Problem details –
Every line below that holds the string "Frecuencia" should be copied out.

* start *

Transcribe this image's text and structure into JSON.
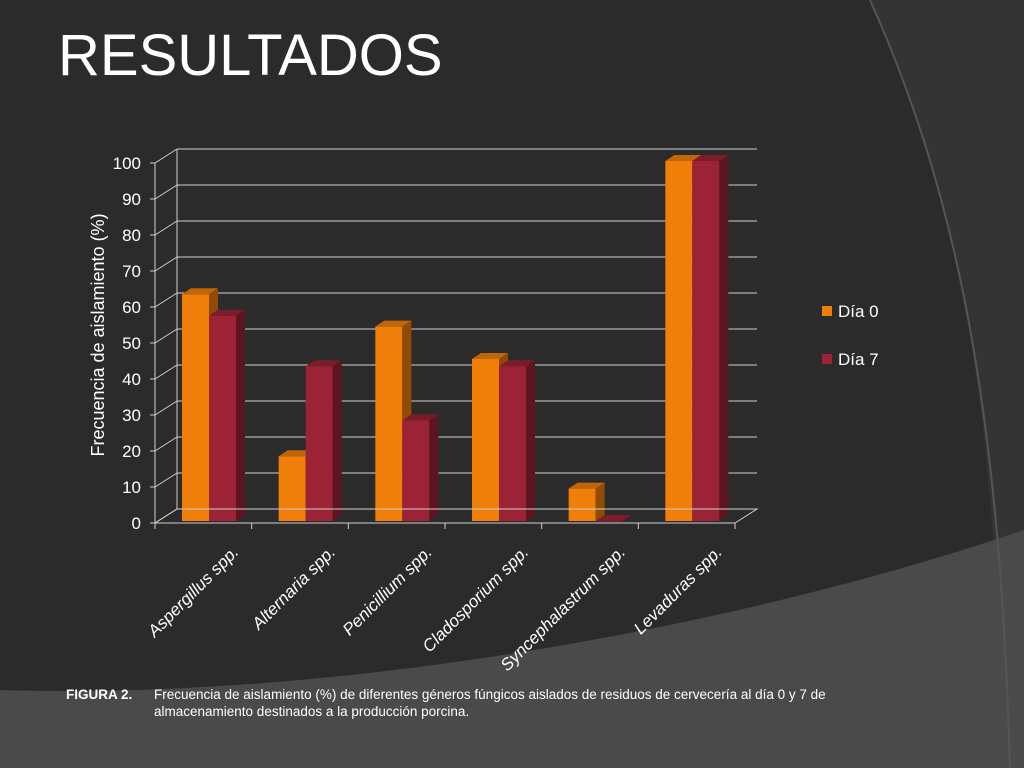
{
  "slide": {
    "title": "RESULTADOS"
  },
  "caption": {
    "label": "FIGURA 2.",
    "text": "Frecuencia de aislamiento (%) de diferentes géneros fúngicos aislados de residuos de cervecería al día 0 y 7 de almacenamiento destinados a la producción porcina."
  },
  "chart_data": {
    "type": "bar",
    "style": "3d-clustered-column",
    "categories": [
      "Aspergillus spp.",
      "Alternaria spp.",
      "Penicillium spp.",
      "Cladosporium spp.",
      "Syncephalastrum spp.",
      "Levaduras spp."
    ],
    "series": [
      {
        "name": "Día 0",
        "color": "#f07f09",
        "values": [
          63,
          18,
          54,
          45,
          9,
          100
        ]
      },
      {
        "name": "Día 7",
        "color": "#9b2335",
        "values": [
          57,
          43,
          28,
          43,
          0,
          100
        ]
      }
    ],
    "ylabel": "Frecuencia de aislamiento (%)",
    "xlabel": "",
    "ylim": [
      0,
      100
    ],
    "yticks": [
      0,
      10,
      20,
      30,
      40,
      50,
      60,
      70,
      80,
      90,
      100
    ],
    "grid": true,
    "legend": "right"
  }
}
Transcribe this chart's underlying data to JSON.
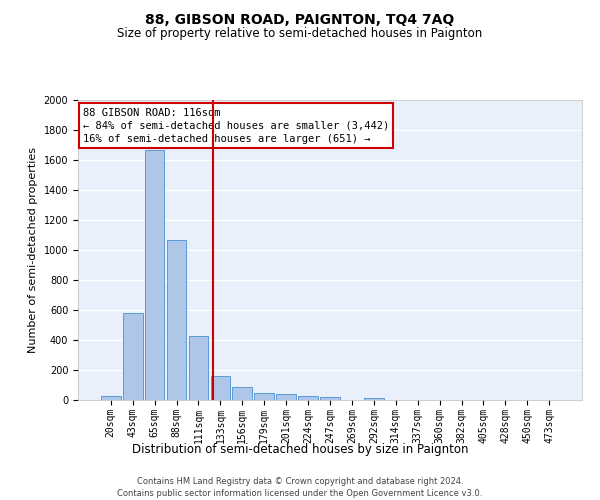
{
  "title": "88, GIBSON ROAD, PAIGNTON, TQ4 7AQ",
  "subtitle": "Size of property relative to semi-detached houses in Paignton",
  "xlabel": "Distribution of semi-detached houses by size in Paignton",
  "ylabel": "Number of semi-detached properties",
  "categories": [
    "20sqm",
    "43sqm",
    "65sqm",
    "88sqm",
    "111sqm",
    "133sqm",
    "156sqm",
    "179sqm",
    "201sqm",
    "224sqm",
    "247sqm",
    "269sqm",
    "292sqm",
    "314sqm",
    "337sqm",
    "360sqm",
    "382sqm",
    "405sqm",
    "428sqm",
    "450sqm",
    "473sqm"
  ],
  "values": [
    30,
    580,
    1670,
    1065,
    430,
    160,
    85,
    45,
    40,
    25,
    20,
    0,
    15,
    0,
    0,
    0,
    0,
    0,
    0,
    0,
    0
  ],
  "bar_color": "#aec6e8",
  "bar_edge_color": "#5b9bd5",
  "background_color": "#eaf0fb",
  "grid_color": "#ffffff",
  "red_line_x": 4.65,
  "annotation_text": "88 GIBSON ROAD: 116sqm\n← 84% of semi-detached houses are smaller (3,442)\n16% of semi-detached houses are larger (651) →",
  "annotation_box_color": "#ffffff",
  "annotation_box_edge_color": "#cc0000",
  "ylim": [
    0,
    2000
  ],
  "yticks": [
    0,
    200,
    400,
    600,
    800,
    1000,
    1200,
    1400,
    1600,
    1800,
    2000
  ],
  "footer_line1": "Contains HM Land Registry data © Crown copyright and database right 2024.",
  "footer_line2": "Contains public sector information licensed under the Open Government Licence v3.0.",
  "title_fontsize": 10,
  "subtitle_fontsize": 8.5,
  "xlabel_fontsize": 8.5,
  "ylabel_fontsize": 8,
  "tick_fontsize": 7,
  "annotation_fontsize": 7.5,
  "footer_fontsize": 6
}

* end *

The completed task –
    "text": "Frecuencia de aislamiento (%) de diferentes géneros fúngicos aislados de residuos de cervecería al día 0 y 7 de almacenamiento destinados a la producción porcina."
    "ylabel": "Frecuencia de aislamiento (%)",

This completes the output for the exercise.